Task description:
Work through the data line by line, gathering every line that has the word "tags".
|---|
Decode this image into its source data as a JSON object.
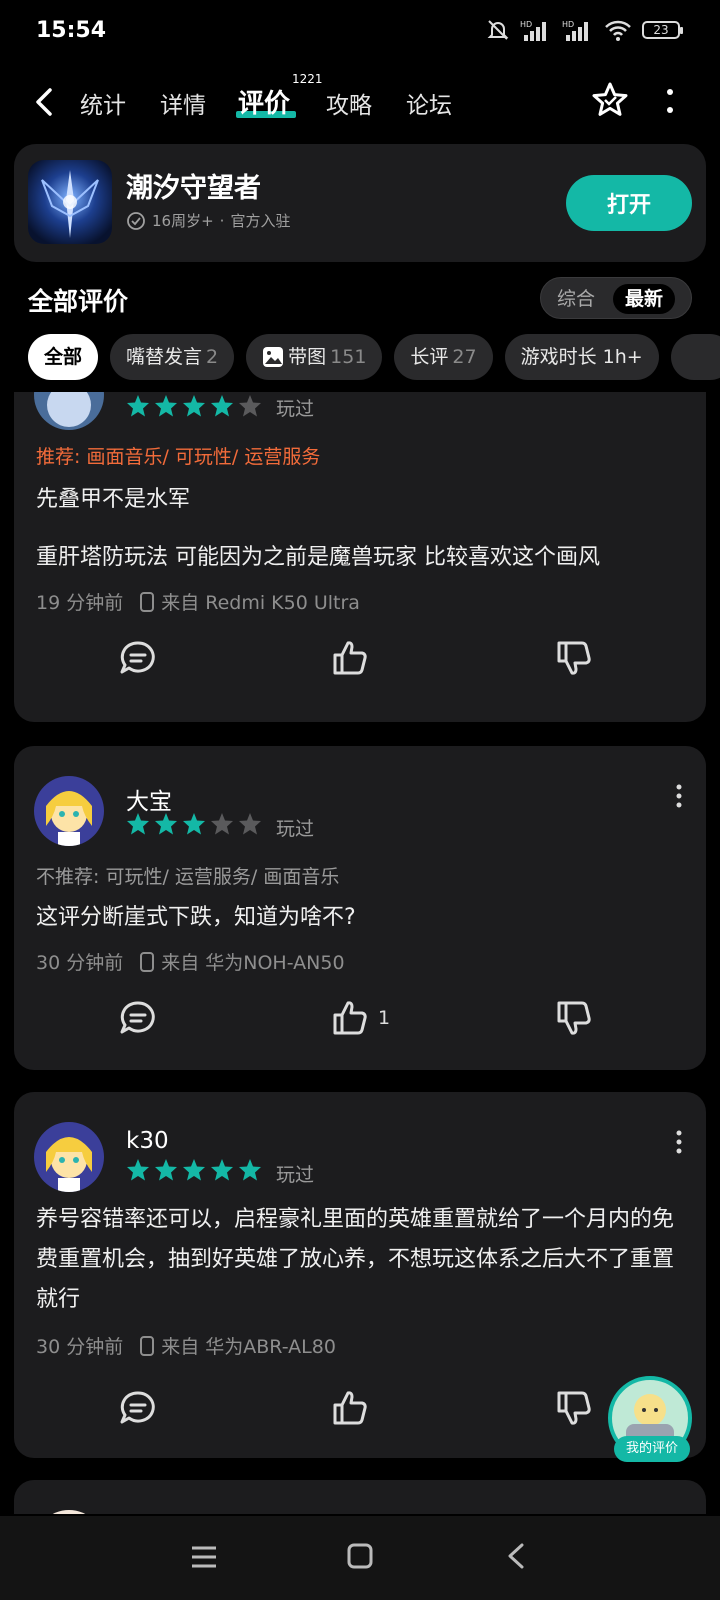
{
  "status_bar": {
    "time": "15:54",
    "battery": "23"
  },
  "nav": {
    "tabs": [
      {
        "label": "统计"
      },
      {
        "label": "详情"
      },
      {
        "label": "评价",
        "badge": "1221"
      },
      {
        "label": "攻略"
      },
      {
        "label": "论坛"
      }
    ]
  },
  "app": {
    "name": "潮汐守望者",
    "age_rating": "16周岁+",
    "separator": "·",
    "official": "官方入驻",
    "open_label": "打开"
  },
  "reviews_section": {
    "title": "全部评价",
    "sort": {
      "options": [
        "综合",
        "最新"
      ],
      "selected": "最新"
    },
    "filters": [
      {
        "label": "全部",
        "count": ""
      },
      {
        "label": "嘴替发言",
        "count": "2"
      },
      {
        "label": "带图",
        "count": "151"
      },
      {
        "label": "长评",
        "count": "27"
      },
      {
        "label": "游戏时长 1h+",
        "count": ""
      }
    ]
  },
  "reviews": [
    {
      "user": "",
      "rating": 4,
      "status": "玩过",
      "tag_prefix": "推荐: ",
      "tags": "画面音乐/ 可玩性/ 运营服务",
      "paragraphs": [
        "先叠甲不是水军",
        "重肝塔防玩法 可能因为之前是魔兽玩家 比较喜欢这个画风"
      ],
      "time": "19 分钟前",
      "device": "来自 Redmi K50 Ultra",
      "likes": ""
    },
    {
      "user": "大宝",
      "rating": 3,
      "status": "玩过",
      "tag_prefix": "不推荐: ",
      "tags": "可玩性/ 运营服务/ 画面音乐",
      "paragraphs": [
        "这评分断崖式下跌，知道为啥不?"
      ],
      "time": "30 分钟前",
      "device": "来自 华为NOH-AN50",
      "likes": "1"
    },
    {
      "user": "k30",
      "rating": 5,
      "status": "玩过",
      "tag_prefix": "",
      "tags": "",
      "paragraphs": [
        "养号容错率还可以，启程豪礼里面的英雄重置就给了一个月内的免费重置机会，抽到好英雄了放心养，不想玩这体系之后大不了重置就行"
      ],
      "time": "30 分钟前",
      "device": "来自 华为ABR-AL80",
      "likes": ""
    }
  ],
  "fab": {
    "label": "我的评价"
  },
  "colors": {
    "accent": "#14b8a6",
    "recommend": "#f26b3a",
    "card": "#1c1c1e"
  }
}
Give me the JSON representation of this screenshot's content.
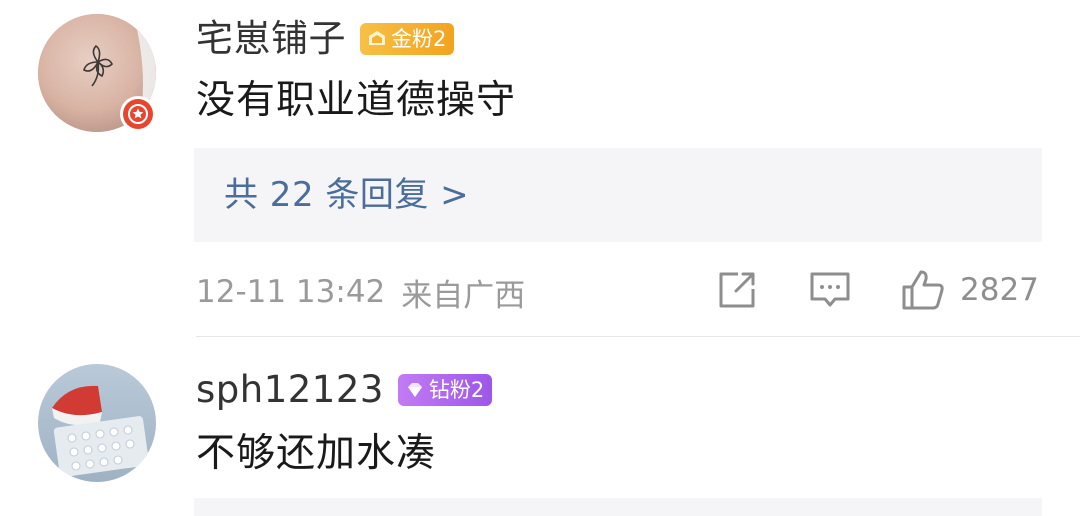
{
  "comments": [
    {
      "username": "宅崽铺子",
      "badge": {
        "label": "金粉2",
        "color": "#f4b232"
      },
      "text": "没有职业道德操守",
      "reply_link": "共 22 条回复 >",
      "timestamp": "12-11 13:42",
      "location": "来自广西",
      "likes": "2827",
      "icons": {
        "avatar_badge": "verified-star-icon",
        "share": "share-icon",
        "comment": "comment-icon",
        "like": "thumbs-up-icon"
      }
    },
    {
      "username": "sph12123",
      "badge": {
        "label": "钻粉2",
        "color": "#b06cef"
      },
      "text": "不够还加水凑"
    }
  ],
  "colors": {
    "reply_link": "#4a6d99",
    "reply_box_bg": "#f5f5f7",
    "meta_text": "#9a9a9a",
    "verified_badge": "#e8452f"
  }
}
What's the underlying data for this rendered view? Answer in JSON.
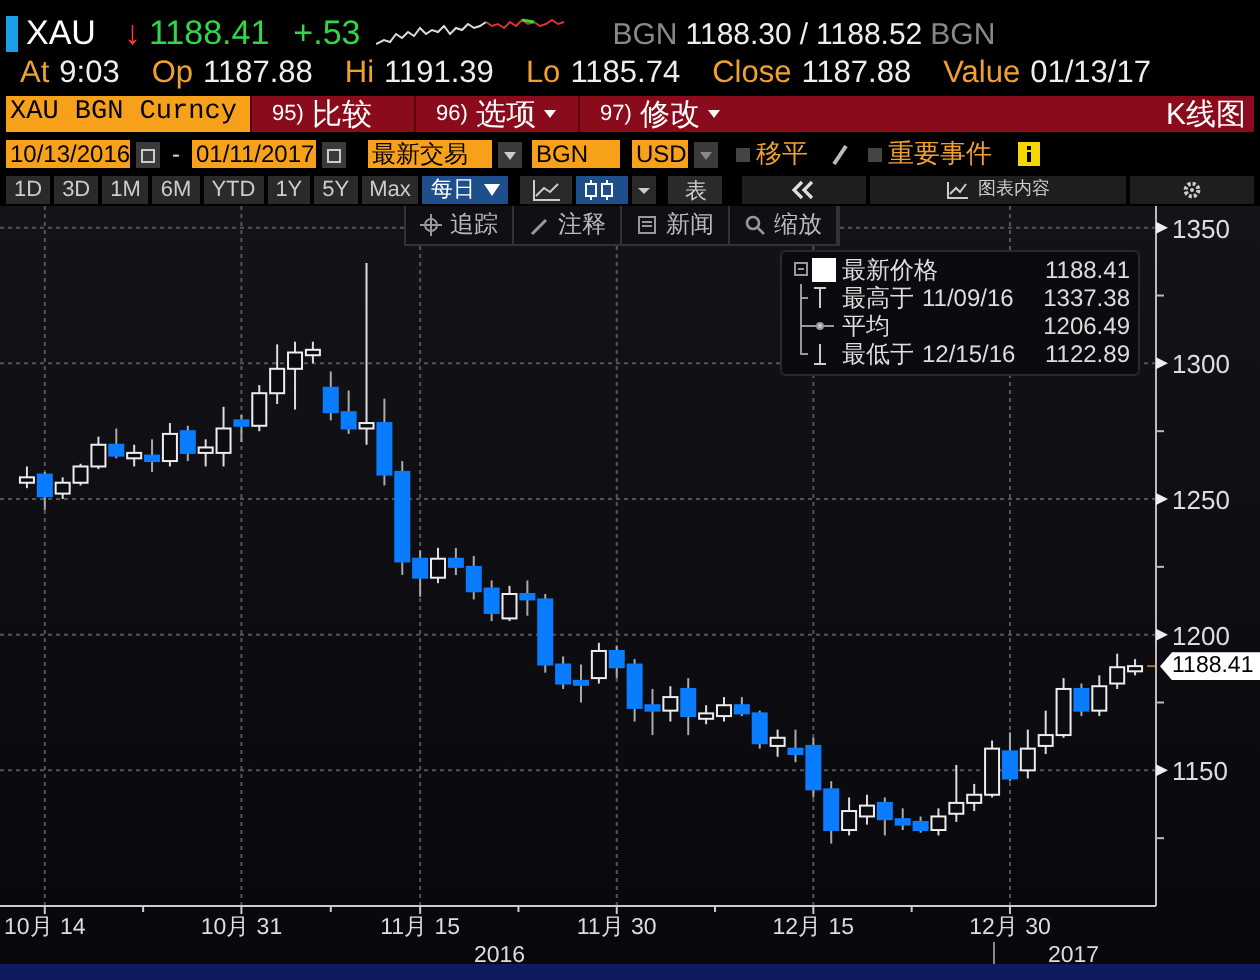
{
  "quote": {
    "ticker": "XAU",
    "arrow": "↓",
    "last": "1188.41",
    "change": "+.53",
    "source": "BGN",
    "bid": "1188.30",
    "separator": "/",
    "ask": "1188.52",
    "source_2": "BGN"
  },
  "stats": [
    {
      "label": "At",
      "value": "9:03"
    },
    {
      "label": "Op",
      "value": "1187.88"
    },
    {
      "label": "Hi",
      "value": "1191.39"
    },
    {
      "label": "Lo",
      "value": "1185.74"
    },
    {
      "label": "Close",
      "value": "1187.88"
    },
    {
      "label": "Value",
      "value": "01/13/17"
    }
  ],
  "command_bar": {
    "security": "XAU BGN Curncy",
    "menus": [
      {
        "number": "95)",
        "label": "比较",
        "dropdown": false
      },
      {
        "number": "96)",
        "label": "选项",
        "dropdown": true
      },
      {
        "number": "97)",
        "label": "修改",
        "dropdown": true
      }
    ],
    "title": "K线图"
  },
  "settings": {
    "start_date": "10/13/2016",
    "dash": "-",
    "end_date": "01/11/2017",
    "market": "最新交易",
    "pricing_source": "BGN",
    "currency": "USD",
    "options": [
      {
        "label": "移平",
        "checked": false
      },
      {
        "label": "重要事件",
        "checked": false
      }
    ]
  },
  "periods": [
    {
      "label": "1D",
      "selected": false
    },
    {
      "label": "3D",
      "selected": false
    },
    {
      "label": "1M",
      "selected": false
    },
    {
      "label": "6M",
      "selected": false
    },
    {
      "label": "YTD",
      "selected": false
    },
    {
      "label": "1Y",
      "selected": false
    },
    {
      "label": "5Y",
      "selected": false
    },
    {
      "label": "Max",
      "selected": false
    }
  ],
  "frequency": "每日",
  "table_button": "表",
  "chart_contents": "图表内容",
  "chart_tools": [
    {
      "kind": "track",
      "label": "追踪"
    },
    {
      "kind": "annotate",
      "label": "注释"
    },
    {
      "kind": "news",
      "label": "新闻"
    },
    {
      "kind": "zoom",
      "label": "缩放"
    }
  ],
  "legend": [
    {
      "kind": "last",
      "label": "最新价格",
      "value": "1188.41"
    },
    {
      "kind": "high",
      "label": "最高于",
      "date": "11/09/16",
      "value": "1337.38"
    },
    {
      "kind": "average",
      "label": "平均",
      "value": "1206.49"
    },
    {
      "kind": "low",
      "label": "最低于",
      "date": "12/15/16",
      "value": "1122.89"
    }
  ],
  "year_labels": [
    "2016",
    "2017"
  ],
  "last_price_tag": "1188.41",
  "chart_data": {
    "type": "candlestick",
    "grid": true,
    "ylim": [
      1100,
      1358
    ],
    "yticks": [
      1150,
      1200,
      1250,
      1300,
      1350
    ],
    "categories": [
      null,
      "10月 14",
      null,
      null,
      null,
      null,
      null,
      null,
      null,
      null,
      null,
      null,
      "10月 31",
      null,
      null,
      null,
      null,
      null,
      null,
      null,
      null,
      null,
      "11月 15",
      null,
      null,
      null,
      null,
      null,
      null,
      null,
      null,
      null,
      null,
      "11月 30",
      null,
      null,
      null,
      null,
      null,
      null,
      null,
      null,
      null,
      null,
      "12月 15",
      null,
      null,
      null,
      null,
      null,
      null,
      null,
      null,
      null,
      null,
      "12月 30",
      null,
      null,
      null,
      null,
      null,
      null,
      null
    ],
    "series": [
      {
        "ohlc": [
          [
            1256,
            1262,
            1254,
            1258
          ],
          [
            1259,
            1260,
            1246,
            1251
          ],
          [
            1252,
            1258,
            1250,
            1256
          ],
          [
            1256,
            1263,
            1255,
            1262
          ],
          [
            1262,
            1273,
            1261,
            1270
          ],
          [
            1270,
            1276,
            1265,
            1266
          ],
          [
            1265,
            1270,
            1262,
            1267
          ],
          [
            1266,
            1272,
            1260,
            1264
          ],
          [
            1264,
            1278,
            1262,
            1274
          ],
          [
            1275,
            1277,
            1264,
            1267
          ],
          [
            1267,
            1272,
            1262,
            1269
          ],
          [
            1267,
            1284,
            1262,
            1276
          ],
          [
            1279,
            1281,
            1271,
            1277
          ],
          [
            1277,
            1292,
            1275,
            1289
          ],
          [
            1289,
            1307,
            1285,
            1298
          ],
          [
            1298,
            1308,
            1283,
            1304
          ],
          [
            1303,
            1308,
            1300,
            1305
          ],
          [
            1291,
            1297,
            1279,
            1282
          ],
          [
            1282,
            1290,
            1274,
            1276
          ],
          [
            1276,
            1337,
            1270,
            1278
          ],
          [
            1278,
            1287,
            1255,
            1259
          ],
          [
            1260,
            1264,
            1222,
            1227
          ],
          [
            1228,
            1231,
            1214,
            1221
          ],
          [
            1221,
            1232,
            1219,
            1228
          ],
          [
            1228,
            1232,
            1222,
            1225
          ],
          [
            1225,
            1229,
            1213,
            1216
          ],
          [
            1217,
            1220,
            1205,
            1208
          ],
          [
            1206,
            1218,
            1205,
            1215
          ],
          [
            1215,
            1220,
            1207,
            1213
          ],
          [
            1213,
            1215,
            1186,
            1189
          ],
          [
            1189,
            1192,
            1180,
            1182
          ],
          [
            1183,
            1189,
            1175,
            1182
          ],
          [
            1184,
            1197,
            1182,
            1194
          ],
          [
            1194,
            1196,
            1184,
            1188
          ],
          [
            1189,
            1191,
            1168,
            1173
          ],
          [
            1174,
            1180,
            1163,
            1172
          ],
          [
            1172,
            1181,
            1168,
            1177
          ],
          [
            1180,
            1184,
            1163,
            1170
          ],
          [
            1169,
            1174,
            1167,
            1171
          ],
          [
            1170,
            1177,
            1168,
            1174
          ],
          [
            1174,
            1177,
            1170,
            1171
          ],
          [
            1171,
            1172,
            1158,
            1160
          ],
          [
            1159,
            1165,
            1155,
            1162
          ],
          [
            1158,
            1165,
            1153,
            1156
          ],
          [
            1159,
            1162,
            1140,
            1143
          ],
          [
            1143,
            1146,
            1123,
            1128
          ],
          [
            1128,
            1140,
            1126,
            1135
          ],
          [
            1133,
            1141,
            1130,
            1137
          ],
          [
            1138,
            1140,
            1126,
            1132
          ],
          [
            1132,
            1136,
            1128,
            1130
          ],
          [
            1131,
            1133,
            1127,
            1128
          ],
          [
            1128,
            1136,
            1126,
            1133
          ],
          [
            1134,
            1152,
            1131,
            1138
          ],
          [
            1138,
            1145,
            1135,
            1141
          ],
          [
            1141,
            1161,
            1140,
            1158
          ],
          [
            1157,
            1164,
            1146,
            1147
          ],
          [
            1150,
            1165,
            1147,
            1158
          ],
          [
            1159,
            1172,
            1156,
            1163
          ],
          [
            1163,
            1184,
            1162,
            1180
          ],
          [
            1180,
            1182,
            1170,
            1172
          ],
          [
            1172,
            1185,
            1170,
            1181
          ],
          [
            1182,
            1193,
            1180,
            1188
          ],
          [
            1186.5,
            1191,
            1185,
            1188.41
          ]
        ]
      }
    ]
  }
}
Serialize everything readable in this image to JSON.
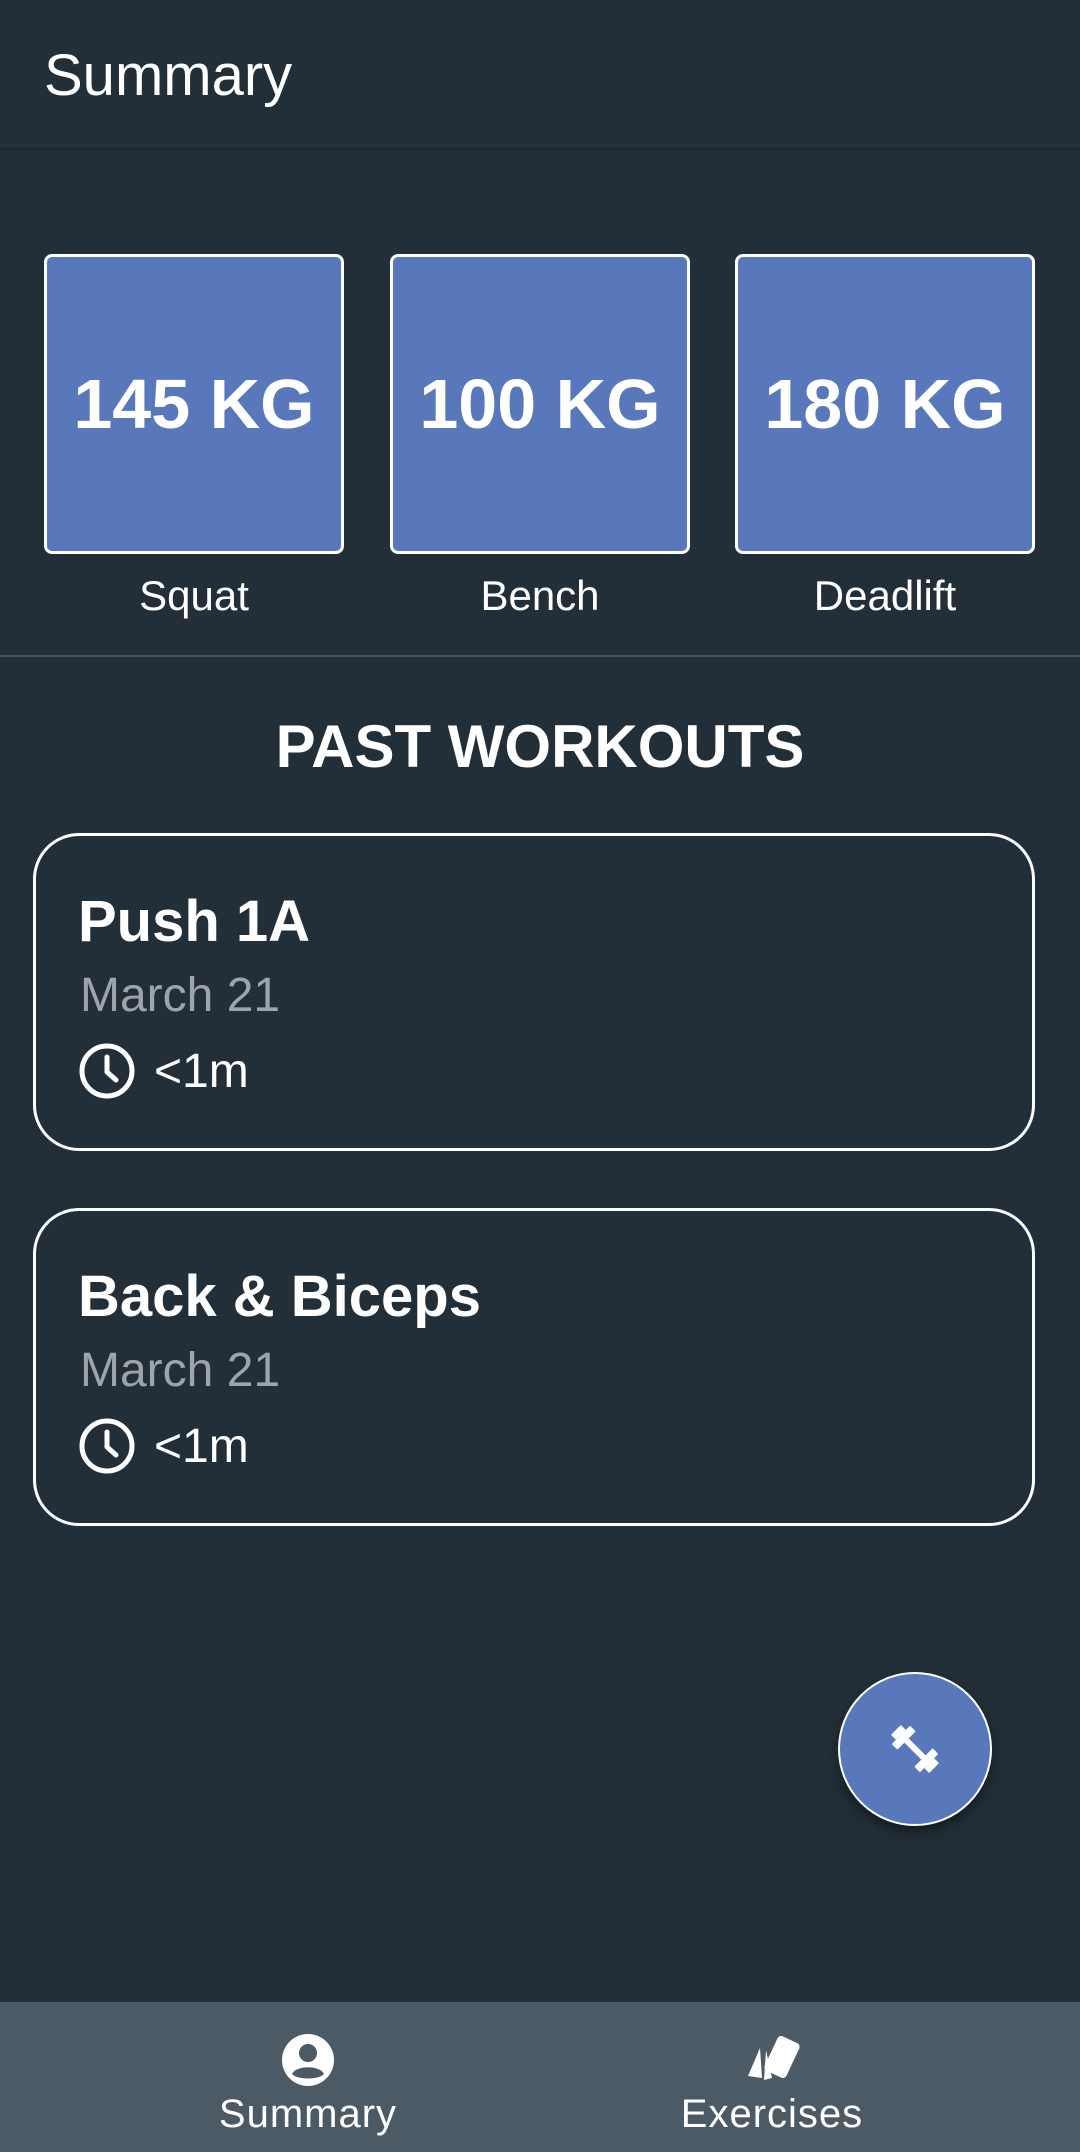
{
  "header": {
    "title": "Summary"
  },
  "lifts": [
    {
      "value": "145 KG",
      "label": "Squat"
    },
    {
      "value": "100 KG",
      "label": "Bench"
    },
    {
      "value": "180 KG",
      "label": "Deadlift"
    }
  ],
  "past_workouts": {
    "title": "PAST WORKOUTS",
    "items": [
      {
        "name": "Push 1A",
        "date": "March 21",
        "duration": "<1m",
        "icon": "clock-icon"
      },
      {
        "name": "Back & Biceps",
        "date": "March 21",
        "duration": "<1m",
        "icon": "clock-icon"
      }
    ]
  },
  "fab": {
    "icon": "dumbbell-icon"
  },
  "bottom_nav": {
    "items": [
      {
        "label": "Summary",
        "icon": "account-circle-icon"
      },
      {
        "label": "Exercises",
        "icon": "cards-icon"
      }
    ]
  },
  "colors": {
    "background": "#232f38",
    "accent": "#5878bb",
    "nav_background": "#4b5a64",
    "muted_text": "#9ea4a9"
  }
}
|---|
Worked solution:
      "tags": "画面音乐/ 可玩性/ 运营服务",
      "tags": "可玩性/ 运营服务/ 画面音乐",
      "tags": "",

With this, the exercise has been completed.